▸ **GIVEN PROBLEM**:
Tally each line where the word "Humberston" occurs, then give only the total.

▸ **SOURCE RECORDS**:

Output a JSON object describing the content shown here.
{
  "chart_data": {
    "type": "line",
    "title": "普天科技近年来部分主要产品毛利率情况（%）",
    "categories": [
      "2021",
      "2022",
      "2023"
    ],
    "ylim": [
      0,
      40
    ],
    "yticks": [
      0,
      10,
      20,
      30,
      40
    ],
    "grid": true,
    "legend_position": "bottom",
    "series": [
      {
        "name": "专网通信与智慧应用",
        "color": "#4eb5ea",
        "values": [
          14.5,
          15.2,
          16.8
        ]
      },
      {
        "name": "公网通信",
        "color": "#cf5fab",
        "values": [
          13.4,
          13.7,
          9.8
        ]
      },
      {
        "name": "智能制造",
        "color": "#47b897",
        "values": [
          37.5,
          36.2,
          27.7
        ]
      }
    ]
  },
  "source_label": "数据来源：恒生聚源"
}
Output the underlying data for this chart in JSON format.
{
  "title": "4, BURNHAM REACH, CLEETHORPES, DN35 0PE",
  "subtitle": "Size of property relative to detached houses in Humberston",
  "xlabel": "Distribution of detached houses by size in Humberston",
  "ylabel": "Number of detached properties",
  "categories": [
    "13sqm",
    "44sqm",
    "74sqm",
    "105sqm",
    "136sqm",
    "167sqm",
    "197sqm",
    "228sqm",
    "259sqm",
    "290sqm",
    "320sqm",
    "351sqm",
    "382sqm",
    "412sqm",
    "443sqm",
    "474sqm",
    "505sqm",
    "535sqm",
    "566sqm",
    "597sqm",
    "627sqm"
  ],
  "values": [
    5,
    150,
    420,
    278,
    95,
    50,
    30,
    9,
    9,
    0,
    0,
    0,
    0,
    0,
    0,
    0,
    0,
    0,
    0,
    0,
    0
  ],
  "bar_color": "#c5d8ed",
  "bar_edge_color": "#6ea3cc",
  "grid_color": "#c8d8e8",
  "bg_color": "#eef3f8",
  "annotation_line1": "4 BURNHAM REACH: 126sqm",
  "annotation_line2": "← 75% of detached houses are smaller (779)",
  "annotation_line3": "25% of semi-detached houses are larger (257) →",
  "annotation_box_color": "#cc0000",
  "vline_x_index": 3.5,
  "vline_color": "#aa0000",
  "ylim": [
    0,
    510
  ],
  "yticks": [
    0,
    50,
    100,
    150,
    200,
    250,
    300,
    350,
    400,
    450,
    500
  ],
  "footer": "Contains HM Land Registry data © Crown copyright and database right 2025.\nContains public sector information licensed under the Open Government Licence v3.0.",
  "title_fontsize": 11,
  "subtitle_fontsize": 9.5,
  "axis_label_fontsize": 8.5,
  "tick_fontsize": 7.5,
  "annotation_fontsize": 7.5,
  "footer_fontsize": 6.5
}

▸ **TASK SOLUTION**:
2